**Stated problem 1:**
Summarize the West Coast LEAF article in two sentences.
**Stated problem 2:**
Identify each line in the entries that contains the string "エクスポート". Matches must agree in case.

**Page excerpt:**
A piece of feminist history: Celebrating 35 years of West Coast LEAF

Lynn Smith speaking to the crowd at the 2020 Equality Breakfast.
Lynn Smith speaking to the crowd at the 2020 Equality Breakfast. Photo Credit: Johnny Liu

This month, West Coast LEAF officially turns 35 years old, which makes the organization just a year younger than me! As a fairly new member of the team (this month is also my one-year anniversary of joining the staff), I wanted to take the opportunity to learn a bit about West Coast LEAF’s history by talking to some of our founding members. After 35 years, it’s a good time to look back at where we’ve come from, as well as looking to the future to see where we want to go.

The idea for West Coast LEAF began when, in the early 1980s, in order to “patriate” the Canadian constitution, a Charter of Rights and Freedoms was proposed. Having seen that gender equality had not been a priority under the Canadian Bill of Rights, people mobilized, testified at the hearings, and succeeded in achieving wording in the Charter (sections 15 and 28) that would have the potential to bring about meaningful change in the law.
 

Reflecting with our Founders

“At the time, there had been some notable cases that made many of us sit up and say, ‘What just happened? This can’t be right!’ Especially as women who had gone into law school to make a difference,” remembers Fran Watters, a founding member of West Coast LEAF. “There was the Murdoch case, where a woman in Alberta who had farmed for twenty years with her male partner was denied rights to the farm assets when their relationship ended — because they had never married. There was the Stella Bliss case in which a woman was denied EI benefits when she could no longer work due to her pregnancy and the court held that she was not denied benefits because she was a woman, but because she was pregnant. There was the Lavell case in which an Indigenous woman lost her band status when she married outside the band, even though a man in her position would have retained his status — and indeed his wife would have gained band status.”

“I was one of the early feminist lawyers in Canada in the 1970s-1980s, prior to the advent of the Charter,” says Lynn Smith Q.C., a “founding mother” of West Coast LEAF. “We had made little progress in arguing for women’s equality, for example, in the Bliss case, where the Supreme Court declined to find that pregnancy discrimination is sex discrimination. I was also a feminist law professor who had been teaching Women and the Law, and was aware that the Anglo-Canadian laws and legal system were almost entirely designed by and for men, and wholly owned and operated by men.”

**Items:**
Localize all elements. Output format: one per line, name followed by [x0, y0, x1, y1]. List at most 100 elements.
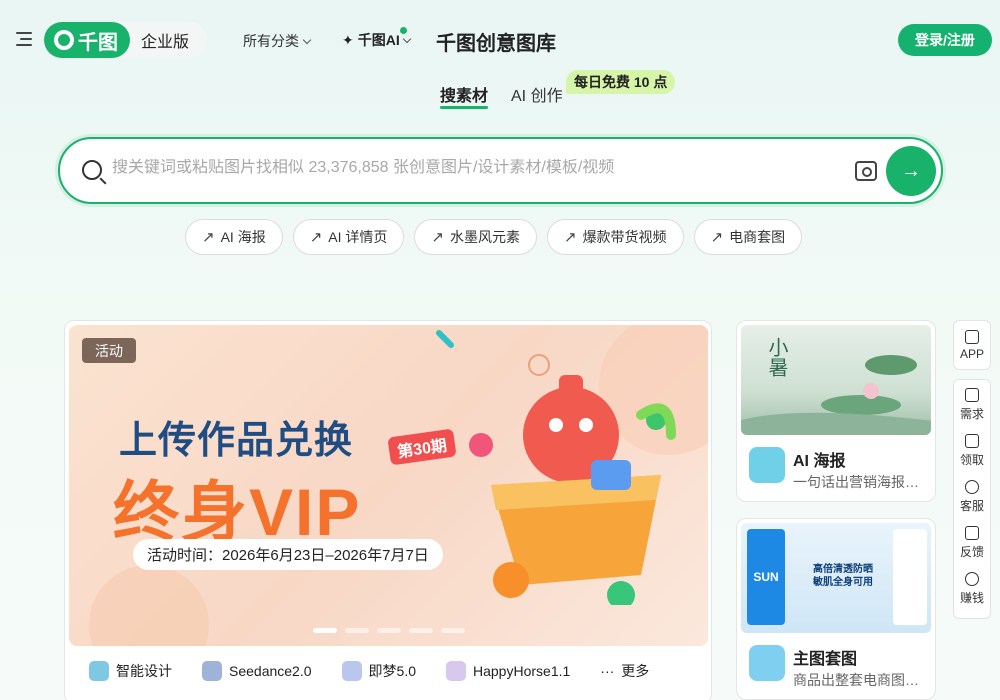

==

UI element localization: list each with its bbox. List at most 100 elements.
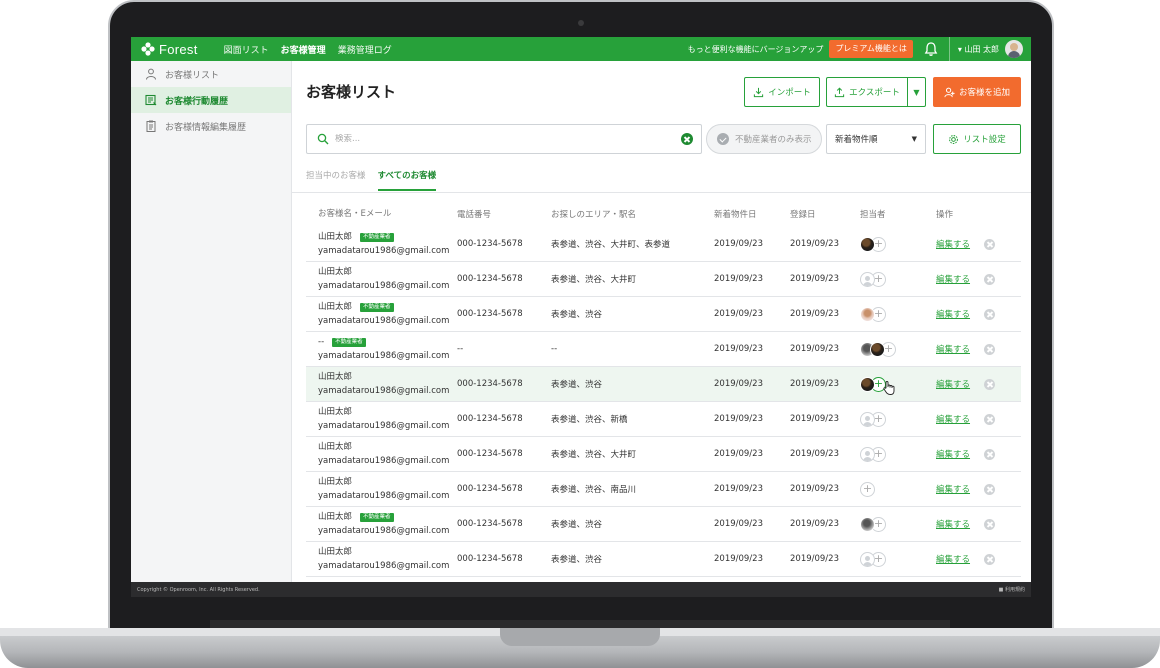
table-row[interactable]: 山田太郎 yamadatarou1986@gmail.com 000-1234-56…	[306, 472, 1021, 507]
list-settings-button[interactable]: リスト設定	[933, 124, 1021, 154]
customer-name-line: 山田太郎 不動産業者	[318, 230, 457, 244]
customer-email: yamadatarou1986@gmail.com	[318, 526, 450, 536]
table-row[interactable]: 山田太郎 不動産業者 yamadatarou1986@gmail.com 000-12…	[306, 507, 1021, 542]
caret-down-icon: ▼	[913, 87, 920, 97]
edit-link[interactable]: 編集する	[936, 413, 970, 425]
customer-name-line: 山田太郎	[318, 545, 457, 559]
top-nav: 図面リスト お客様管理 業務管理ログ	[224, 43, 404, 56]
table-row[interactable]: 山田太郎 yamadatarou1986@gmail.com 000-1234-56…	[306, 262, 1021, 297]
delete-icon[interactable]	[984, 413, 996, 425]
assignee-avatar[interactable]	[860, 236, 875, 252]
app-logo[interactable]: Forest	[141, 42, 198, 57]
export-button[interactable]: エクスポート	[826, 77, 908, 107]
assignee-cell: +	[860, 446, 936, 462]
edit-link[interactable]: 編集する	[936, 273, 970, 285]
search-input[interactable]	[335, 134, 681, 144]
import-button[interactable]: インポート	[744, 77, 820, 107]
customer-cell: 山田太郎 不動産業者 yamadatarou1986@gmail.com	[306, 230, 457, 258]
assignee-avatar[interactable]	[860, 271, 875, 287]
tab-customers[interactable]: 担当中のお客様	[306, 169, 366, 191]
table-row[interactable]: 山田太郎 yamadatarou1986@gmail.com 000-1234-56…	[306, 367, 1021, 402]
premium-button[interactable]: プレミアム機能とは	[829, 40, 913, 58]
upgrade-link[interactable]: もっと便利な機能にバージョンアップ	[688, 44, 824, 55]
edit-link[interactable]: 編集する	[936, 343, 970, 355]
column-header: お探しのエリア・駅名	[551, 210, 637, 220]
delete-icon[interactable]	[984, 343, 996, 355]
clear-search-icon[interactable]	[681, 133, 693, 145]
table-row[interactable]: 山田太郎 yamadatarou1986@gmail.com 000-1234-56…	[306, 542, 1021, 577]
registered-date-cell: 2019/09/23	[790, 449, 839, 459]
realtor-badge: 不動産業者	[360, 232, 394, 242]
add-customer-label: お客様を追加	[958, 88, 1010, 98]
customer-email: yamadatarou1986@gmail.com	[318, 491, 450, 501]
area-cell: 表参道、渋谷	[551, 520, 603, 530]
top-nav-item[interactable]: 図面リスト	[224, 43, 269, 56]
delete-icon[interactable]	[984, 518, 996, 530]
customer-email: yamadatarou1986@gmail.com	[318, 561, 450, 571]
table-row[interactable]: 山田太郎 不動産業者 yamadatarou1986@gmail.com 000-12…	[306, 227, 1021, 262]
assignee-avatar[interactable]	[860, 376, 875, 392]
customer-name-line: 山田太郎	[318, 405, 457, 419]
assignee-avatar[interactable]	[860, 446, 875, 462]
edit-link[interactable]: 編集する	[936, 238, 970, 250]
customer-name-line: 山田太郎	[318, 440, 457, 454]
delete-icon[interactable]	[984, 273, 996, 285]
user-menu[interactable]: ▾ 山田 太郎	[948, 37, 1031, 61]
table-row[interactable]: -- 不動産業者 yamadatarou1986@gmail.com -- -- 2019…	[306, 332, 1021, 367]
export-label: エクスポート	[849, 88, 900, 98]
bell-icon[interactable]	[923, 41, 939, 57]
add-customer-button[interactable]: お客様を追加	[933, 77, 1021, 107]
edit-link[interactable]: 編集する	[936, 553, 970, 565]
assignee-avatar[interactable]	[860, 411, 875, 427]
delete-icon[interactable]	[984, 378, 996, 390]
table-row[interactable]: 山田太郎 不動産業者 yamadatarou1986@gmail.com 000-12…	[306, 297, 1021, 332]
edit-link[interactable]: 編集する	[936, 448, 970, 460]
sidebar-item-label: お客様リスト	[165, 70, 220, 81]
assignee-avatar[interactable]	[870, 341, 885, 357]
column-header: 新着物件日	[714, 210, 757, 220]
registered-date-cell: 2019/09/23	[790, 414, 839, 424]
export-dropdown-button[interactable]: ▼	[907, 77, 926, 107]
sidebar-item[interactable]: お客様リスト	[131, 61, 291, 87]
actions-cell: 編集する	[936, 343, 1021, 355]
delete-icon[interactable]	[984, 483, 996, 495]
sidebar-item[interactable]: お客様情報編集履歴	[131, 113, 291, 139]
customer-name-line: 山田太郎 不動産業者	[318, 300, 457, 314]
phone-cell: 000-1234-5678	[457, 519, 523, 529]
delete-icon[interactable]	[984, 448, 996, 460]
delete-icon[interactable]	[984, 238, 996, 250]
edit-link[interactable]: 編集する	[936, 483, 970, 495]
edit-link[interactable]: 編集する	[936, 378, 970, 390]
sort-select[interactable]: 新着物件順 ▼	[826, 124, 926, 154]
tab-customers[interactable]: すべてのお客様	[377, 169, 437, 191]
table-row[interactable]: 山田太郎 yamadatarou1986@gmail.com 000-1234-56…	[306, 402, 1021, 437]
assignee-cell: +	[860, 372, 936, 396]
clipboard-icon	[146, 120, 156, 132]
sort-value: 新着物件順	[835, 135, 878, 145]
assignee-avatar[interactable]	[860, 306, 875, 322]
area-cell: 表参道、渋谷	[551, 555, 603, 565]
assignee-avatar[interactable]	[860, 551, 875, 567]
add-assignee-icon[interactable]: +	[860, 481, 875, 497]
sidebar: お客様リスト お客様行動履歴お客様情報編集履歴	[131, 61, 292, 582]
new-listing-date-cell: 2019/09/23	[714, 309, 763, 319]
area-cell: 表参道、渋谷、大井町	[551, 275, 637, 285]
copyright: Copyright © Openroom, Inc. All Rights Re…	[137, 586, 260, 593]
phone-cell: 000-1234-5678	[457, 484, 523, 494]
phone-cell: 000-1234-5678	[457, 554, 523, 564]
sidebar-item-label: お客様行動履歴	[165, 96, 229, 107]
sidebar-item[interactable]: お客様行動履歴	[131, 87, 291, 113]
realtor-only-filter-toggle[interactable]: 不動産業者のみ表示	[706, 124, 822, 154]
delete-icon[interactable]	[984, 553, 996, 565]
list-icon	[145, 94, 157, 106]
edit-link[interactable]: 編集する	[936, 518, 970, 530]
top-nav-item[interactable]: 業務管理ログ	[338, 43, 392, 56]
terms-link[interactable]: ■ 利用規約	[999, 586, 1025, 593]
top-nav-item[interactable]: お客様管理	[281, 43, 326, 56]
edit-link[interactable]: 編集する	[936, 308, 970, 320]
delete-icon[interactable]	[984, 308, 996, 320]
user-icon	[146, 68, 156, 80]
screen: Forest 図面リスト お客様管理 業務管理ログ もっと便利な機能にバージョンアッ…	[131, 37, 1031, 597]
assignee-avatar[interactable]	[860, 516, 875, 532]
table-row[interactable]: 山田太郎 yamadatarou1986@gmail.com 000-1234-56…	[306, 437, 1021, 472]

**Complete output 1:**
West Coast LEAF, which officially turns 35 this month, began in the early 1980s when people mobilized around the proposed Charter of Rights and Freedoms and achieved wording in sections 15 and 28 that could bring meaningful change in the law. Founding members Fran Watters and Lynn Smith recall cases such as Murdoch, Bliss, and Lavell in which women were denied rights, and Smith notes that the legal system was almost entirely designed by and for men.

**Complete output 2:**
export-button[interactable]: エクスポート	[826, 77, 908, 107]
export-label: エクスポート	[849, 88, 900, 98]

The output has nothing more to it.